→ **Material**
-- START --

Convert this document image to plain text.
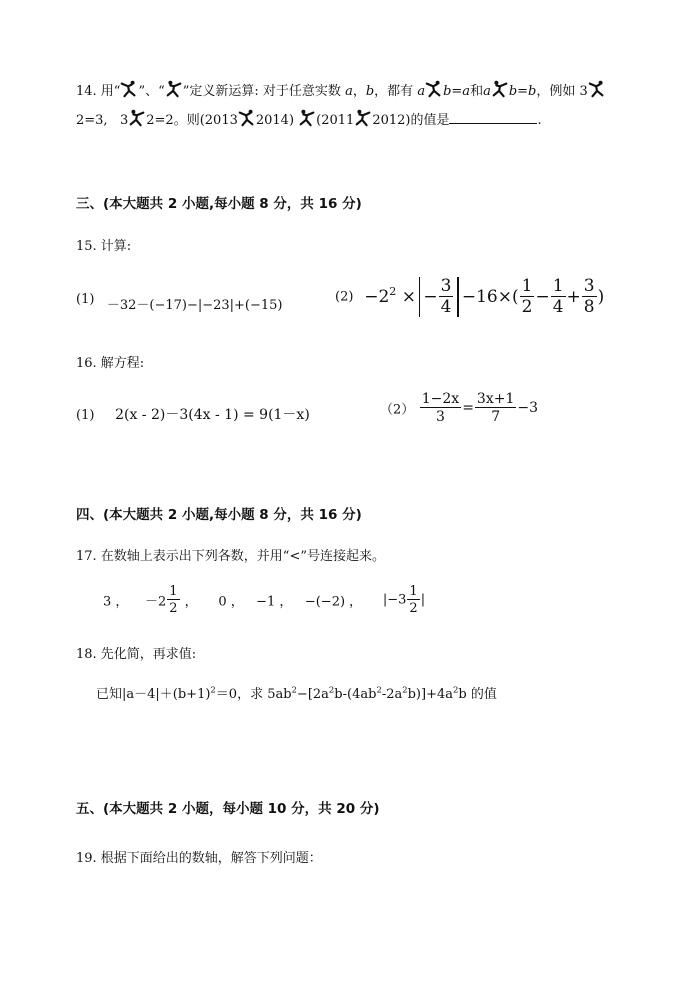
14. 用“ ”、“ ”定义新运算: 对于任意实数 a，b，都有 a b=a和a b=b，例如 3
2=3, 3 2=2。则(2013 2014) (2011 2012)的值是	.
三、(本大题共 2 小题,每小题 8 分，共 16 分)
15. 计算:
(1) －32－(−17)−|−23|+(−15)
$(2) -2^2$ × − $\frac{3}{4} -16\times( \frac{1}{2} - \frac{1}{4} + \frac{3}{8}$ )
16. 解方程:
(1) 2(x - 2)－3(4x - 1) = 9(1－x)	$(2) \frac{1-2x}{3} = \frac{3x+1}{7} -3$
四、(本大题共 2 小题,每小题 8 分，共 16 分)
17. 在数轴上表示出下列各数，并用“<”号连接起来。
3 ， $-2 \frac{1}{2}$ ， 0 ， −1 ， −(−2) ， $|-3 \frac{1}{2}$ |
18. 先化简，再求值:
已知$|a-4|+(b+1)^2=0$，求 $5ab^2-[2a^2b-(4ab^2-2a^2b)]+4a^2b$ 的值
五、(本大题共 2 小题，每小题 10 分，共 20 分)
19. 根据下面给出的数轴，解答下列问题：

-- END --

Verbatim reproduction of every record is required; images are left out.

→ **Completed task**
Convert this document image to plain text.
14. 用“ ”、“ ”定义新运算: 对于任意实数 a，b，都有 a b=a和a b=b，例如 3
2=3, 3 2=2。则(2013 2014) (2011 2012)的值是	.
三、(本大题共 2 小题,每小题 8 分，共 16 分)
15. 计算:
(1) －32－(−17)−|−23|+(−15)
$(2) -2^2$ × − $\frac{3}{4} -16\times( \frac{1}{2} - \frac{1}{4} + \frac{3}{8}$ )
16. 解方程:
(1) 2(x - 2)－3(4x - 1) = 9(1－x)	$(2) \frac{1-2x}{3} = \frac{3x+1}{7} -3$
四、(本大题共 2 小题,每小题 8 分，共 16 分)
17. 在数轴上表示出下列各数，并用“<”号连接起来。
3 ， $-2 \frac{1}{2}$ ， 0 ， −1 ， −(−2) ， $|-3 \frac{1}{2}$ |
18. 先化简，再求值:
已知$|a-4|+(b+1)^2=0$，求 $5ab^2-[2a^2b-(4ab^2-2a^2b)]+4a^2b$ 的值
五、(本大题共 2 小题，每小题 10 分，共 20 分)
19. 根据下面给出的数轴，解答下列问题：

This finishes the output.